**Problem to solve**
Report back each line of the records that contains the string "this".

★ ★ ★ ★

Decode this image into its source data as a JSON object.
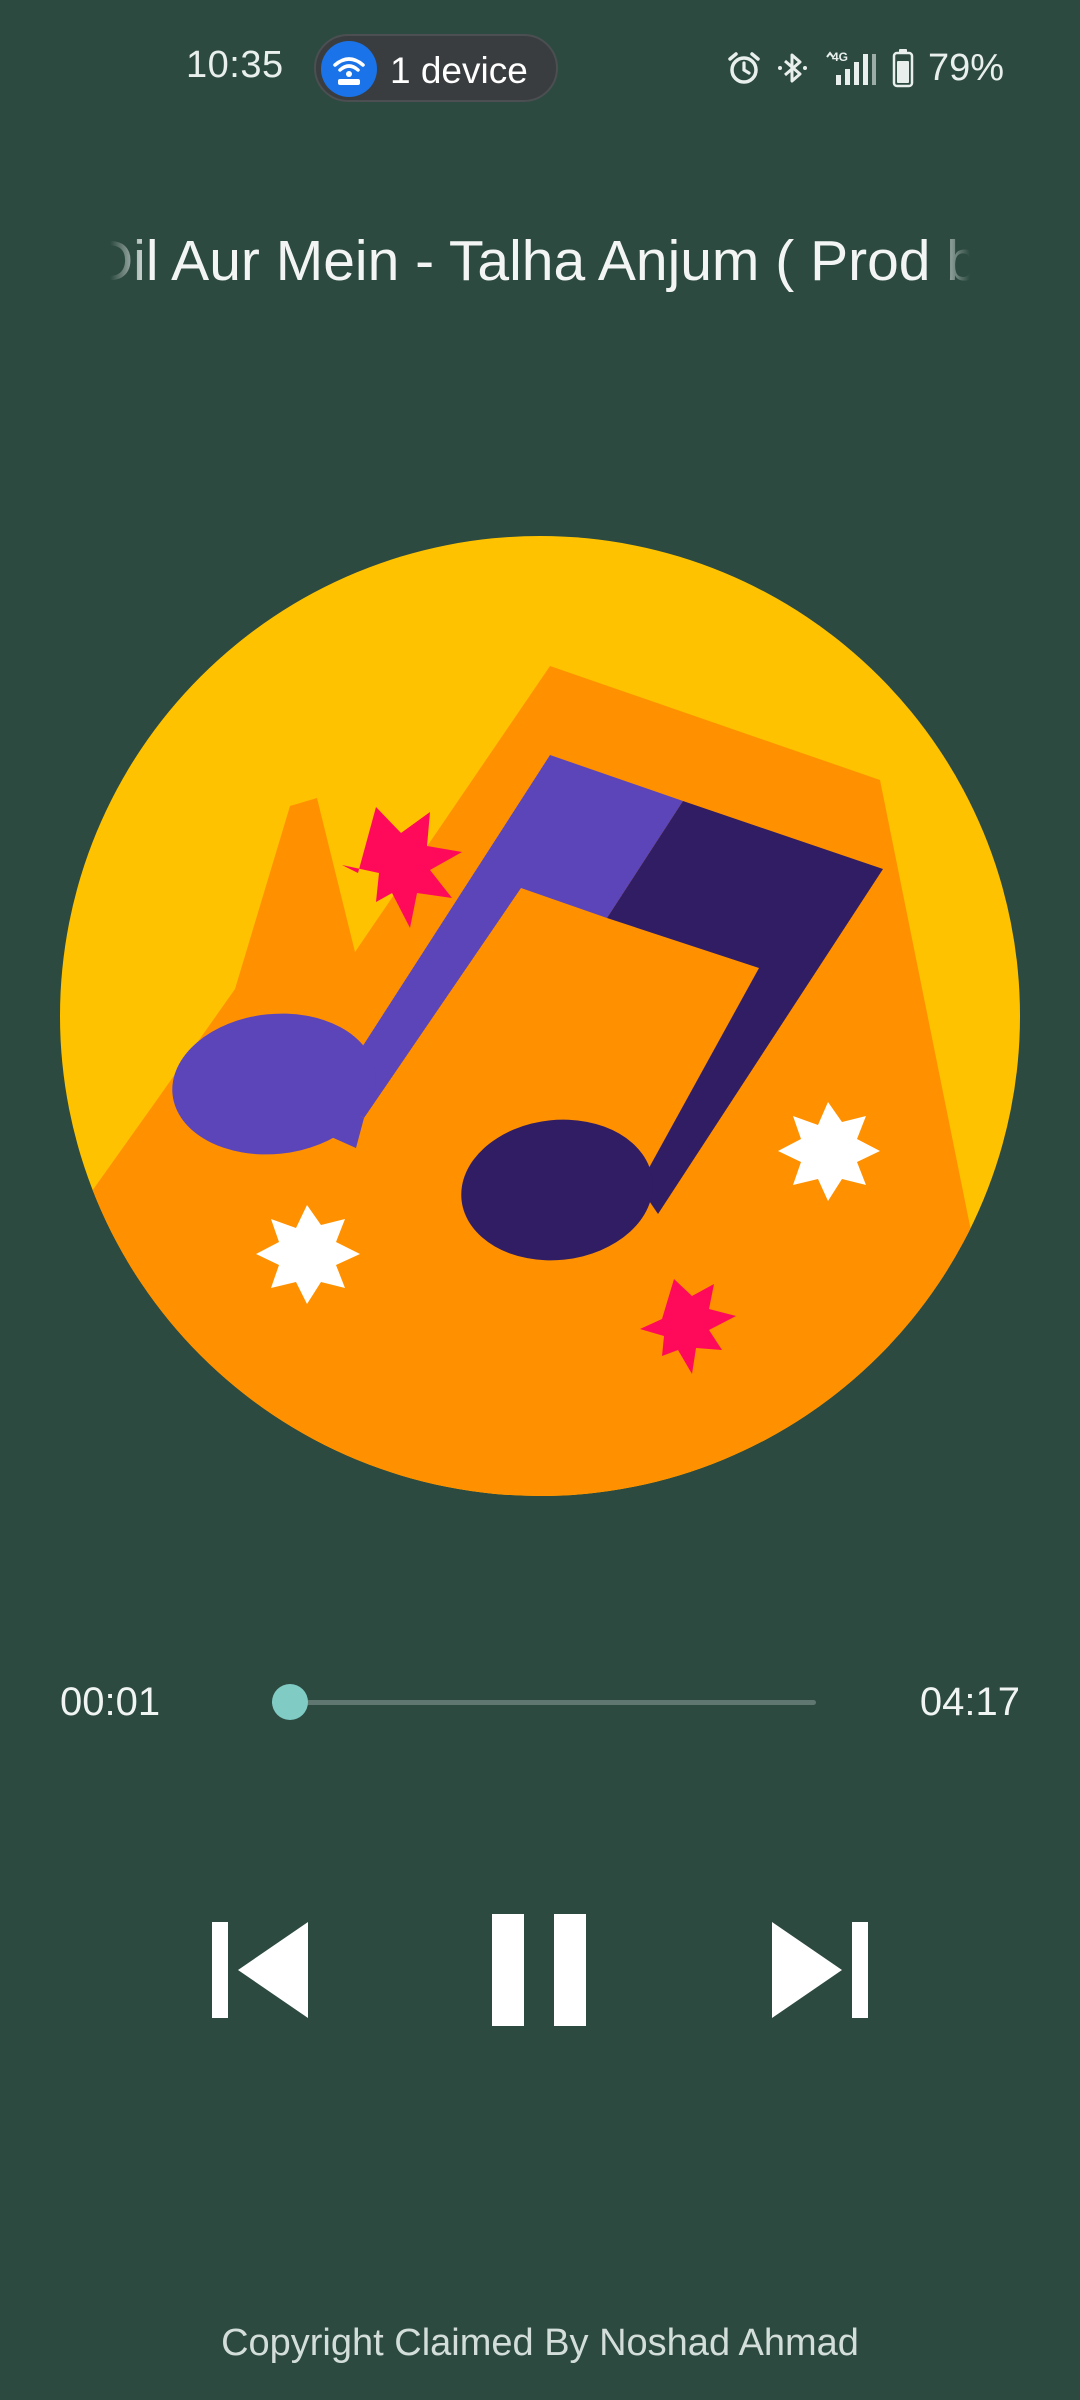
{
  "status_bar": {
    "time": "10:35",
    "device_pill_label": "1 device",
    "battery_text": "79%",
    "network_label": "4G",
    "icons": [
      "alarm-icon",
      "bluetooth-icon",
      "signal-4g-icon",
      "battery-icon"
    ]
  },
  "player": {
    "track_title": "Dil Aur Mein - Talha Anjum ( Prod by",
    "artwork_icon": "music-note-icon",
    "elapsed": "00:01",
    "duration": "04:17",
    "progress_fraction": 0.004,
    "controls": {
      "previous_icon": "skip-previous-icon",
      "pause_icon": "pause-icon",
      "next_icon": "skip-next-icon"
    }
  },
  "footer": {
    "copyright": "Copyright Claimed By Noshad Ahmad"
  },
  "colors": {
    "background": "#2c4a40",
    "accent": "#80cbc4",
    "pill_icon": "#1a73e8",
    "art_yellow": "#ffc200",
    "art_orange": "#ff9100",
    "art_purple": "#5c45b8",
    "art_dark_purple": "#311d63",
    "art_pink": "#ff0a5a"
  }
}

★ ★ ★ ★

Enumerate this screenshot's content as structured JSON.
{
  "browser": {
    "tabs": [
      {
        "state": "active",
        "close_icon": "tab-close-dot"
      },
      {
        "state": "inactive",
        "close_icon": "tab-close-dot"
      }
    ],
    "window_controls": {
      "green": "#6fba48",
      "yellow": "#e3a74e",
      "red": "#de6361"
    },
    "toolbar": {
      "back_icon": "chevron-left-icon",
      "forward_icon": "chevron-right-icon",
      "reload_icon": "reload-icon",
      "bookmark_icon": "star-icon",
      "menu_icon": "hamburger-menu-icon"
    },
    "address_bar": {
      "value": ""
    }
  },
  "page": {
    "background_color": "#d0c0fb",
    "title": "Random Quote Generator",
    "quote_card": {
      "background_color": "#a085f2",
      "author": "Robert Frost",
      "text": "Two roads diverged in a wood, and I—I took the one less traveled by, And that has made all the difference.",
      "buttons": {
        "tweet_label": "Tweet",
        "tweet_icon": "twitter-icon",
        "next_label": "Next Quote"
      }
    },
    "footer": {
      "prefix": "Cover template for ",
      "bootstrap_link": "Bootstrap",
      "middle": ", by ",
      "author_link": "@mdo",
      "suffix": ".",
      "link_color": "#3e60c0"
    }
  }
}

★ ★ ★ ★

**Answer for the task**
Decode this image into its source data as a JSON object.
Enumerate this screenshot's content as structured JSON.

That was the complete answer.